══ Materials provided ══
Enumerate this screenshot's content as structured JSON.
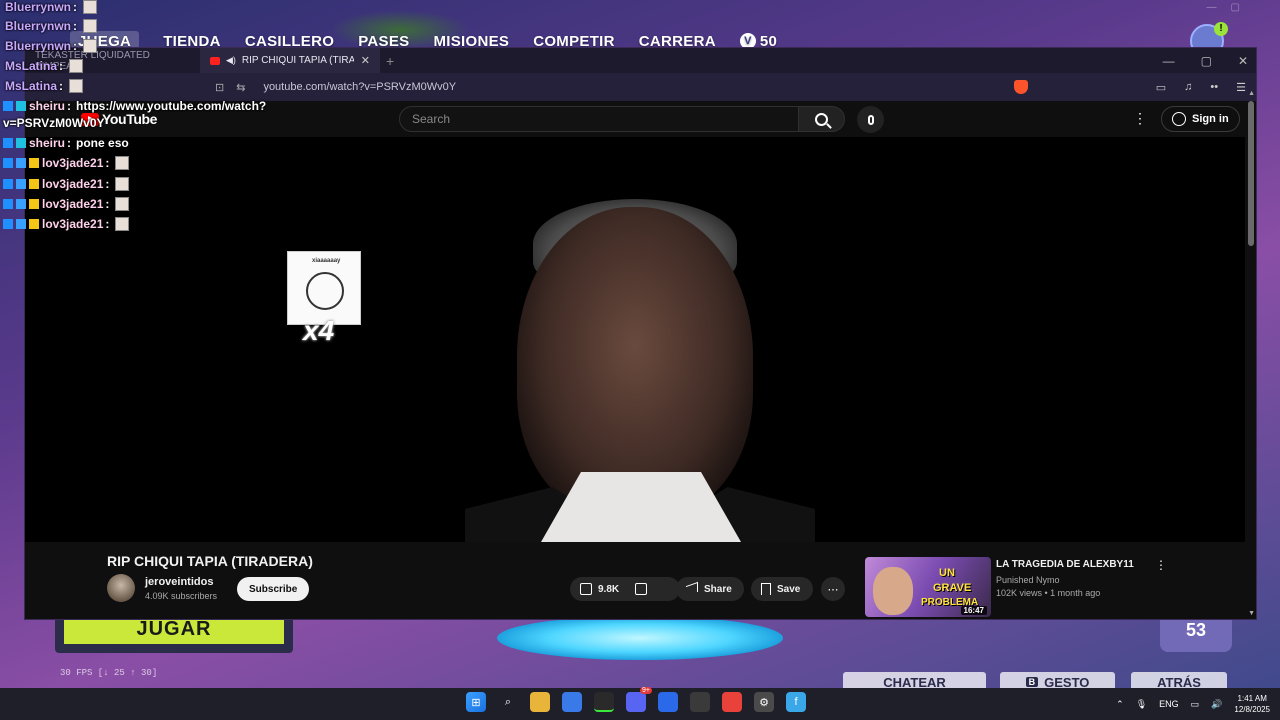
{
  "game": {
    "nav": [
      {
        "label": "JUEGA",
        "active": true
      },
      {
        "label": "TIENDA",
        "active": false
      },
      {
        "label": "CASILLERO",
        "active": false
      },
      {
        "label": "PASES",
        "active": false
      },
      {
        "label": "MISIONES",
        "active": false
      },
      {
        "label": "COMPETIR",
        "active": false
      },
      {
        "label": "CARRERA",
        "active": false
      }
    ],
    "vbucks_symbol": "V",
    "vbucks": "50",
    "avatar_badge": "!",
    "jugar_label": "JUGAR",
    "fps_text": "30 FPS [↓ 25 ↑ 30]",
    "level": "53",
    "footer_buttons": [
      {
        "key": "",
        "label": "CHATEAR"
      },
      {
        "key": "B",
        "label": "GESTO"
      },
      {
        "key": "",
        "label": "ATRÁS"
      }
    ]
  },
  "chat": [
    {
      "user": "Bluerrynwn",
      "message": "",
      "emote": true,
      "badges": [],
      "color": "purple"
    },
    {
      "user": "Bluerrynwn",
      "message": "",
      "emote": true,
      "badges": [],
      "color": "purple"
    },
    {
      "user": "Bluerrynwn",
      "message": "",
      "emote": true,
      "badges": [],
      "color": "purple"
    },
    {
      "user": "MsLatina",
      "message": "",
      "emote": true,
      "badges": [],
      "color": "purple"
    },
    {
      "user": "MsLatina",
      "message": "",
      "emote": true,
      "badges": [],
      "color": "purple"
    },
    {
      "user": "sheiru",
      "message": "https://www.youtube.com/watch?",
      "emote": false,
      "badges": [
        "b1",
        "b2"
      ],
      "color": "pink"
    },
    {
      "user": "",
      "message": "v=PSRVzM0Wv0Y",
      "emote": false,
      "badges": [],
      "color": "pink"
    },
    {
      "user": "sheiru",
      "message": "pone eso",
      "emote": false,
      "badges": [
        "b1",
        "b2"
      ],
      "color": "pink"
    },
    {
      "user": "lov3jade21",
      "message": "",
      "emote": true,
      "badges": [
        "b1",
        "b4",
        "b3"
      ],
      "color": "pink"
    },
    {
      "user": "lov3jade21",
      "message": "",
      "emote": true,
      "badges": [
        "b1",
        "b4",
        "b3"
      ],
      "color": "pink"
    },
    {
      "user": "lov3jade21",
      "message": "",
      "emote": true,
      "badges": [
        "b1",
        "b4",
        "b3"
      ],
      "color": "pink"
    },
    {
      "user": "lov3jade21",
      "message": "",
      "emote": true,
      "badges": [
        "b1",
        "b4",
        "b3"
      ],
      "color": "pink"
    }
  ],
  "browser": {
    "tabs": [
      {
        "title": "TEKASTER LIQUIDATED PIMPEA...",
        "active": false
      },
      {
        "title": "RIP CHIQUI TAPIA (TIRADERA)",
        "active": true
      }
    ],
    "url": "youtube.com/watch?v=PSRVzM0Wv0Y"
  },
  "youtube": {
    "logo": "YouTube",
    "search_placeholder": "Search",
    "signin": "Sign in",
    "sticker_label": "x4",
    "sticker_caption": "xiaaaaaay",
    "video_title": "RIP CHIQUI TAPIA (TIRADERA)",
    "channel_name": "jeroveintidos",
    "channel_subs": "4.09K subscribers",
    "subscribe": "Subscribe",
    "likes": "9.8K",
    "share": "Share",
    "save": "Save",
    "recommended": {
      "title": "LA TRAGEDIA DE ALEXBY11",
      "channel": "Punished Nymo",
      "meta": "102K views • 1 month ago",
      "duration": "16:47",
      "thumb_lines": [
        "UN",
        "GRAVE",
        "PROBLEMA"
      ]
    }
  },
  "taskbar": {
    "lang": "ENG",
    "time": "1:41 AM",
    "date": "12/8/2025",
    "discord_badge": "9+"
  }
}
═══
══ Materials provided ══
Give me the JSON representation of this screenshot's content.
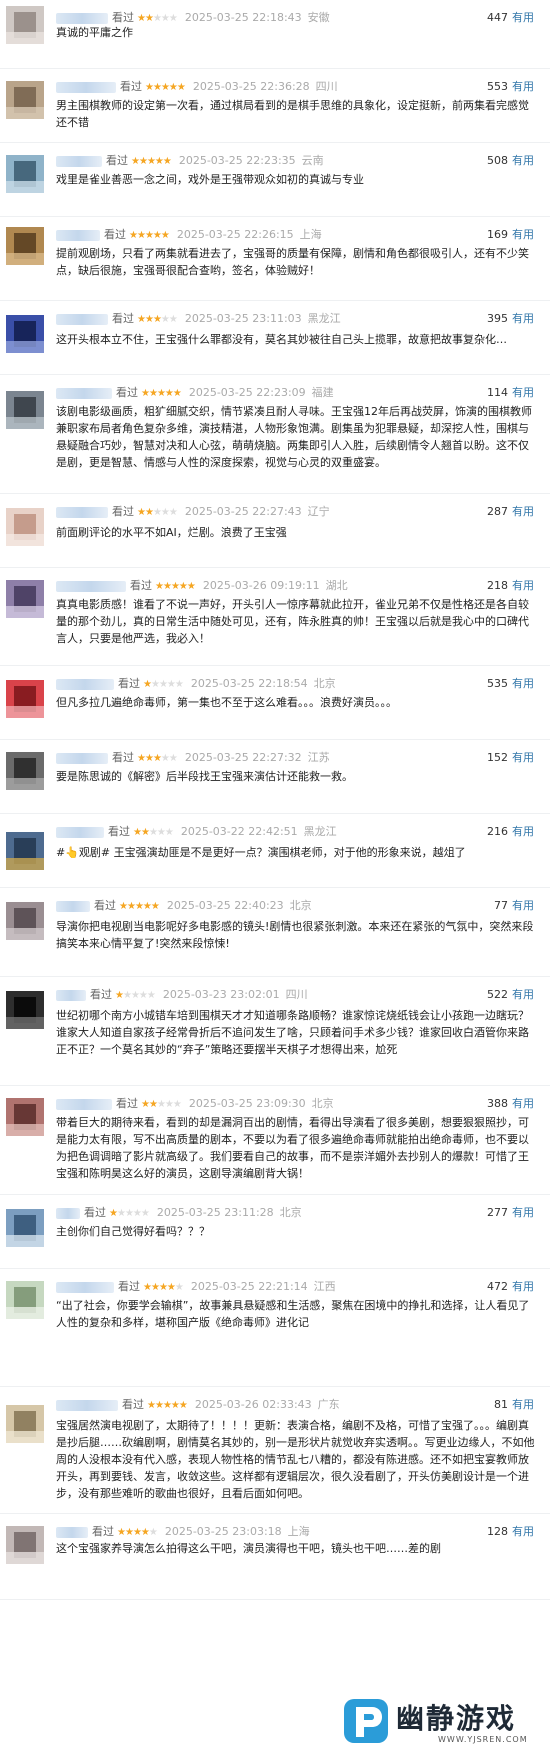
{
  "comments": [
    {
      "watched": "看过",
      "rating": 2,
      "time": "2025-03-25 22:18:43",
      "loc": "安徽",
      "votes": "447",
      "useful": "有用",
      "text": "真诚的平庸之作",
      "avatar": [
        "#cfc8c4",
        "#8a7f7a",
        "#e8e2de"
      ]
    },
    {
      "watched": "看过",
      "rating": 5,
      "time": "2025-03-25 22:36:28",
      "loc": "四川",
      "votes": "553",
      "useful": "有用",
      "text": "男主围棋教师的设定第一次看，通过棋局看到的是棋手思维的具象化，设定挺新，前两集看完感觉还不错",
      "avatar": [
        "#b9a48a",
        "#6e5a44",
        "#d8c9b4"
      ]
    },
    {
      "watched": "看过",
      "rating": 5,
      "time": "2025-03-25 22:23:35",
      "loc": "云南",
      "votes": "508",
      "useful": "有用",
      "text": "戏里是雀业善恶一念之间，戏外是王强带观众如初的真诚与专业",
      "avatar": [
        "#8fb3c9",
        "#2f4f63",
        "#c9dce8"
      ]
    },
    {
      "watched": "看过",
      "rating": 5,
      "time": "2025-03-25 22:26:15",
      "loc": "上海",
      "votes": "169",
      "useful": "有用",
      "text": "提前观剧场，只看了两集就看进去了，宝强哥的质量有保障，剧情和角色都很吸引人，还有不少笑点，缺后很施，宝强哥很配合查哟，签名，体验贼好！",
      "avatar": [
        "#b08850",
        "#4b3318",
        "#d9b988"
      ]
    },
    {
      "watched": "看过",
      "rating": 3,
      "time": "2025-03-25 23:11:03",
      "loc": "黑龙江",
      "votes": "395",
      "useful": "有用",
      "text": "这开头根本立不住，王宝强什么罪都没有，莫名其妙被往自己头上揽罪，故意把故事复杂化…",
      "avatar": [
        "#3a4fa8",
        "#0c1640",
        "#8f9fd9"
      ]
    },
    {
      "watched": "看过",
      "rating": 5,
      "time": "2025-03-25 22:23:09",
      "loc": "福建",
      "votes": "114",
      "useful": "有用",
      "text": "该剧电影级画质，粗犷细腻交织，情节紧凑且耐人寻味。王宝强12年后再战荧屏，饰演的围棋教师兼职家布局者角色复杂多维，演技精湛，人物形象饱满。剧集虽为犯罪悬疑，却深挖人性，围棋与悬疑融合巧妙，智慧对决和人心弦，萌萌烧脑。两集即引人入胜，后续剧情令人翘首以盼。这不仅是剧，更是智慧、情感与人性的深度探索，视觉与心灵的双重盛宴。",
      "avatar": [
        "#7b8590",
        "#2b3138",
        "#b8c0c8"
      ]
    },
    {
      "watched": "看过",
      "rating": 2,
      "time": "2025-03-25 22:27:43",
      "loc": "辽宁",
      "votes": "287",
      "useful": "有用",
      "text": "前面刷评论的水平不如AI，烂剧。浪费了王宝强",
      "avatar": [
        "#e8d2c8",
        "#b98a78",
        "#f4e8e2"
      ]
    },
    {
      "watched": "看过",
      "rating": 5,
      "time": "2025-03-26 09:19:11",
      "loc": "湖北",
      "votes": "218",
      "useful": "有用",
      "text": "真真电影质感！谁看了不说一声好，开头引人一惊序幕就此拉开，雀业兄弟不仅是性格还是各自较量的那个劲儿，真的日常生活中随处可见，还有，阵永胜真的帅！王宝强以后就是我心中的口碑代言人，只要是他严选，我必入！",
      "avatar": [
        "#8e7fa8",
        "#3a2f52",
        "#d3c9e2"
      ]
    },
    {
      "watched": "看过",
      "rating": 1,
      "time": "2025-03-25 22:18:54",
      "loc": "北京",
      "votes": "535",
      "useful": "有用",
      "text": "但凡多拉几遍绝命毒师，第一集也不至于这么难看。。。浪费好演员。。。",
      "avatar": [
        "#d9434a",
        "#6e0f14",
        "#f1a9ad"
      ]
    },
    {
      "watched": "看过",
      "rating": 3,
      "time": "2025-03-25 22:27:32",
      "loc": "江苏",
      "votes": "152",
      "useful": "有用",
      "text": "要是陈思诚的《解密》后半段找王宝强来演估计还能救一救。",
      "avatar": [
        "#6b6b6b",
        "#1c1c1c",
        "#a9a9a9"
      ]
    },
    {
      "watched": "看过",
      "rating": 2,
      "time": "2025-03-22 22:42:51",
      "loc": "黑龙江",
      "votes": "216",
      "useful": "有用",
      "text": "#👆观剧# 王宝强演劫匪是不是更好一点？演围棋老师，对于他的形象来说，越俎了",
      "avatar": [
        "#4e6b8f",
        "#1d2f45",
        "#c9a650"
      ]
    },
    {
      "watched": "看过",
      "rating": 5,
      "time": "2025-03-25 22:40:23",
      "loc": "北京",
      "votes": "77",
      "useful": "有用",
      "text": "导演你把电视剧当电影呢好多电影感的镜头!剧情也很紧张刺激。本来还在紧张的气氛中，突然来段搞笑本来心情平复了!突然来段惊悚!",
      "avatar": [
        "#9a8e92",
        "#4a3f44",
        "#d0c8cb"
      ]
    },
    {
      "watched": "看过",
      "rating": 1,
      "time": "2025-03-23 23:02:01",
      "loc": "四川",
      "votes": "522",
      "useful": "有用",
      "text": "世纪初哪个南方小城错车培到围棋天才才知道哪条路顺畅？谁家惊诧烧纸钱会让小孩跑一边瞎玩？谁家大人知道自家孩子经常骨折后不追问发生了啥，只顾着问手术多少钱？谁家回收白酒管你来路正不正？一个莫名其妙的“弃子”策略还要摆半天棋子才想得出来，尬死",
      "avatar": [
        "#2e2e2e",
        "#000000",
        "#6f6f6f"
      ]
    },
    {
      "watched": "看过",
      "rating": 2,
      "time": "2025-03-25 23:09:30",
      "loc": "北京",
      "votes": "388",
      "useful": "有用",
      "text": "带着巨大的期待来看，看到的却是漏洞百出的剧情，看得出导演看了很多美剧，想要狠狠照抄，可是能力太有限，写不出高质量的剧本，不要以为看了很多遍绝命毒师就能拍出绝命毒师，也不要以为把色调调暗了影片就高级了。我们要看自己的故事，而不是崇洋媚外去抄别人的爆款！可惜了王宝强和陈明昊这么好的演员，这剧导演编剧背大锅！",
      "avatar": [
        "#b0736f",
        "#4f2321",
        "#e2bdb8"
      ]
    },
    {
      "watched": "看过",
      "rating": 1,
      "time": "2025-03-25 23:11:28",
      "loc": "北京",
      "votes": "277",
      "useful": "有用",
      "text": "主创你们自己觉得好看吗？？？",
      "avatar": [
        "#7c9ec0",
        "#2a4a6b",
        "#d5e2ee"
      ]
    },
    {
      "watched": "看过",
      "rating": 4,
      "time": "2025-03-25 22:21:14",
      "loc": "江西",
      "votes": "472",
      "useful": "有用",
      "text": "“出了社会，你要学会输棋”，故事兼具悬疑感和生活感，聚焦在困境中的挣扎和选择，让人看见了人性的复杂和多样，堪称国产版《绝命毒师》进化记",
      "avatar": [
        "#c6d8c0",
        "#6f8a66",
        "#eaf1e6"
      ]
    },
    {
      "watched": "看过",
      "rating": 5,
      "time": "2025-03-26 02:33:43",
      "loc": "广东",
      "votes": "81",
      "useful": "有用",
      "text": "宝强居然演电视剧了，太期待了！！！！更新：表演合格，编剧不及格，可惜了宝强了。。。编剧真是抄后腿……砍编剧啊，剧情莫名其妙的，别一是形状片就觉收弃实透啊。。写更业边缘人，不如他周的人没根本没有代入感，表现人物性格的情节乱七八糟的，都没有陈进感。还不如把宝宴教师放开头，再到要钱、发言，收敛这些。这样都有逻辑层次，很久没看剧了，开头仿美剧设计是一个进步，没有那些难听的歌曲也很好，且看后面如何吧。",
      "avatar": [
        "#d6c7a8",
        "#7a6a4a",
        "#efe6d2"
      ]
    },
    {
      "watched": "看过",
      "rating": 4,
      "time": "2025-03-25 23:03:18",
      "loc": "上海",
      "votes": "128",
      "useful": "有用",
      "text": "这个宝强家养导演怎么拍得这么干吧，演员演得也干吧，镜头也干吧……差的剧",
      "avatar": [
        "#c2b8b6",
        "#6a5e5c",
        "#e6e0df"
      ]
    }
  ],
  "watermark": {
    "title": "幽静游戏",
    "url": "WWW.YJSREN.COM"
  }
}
═══
### Objective
Give the number of lines that carry the word "this", with nothing added.

### Full response
2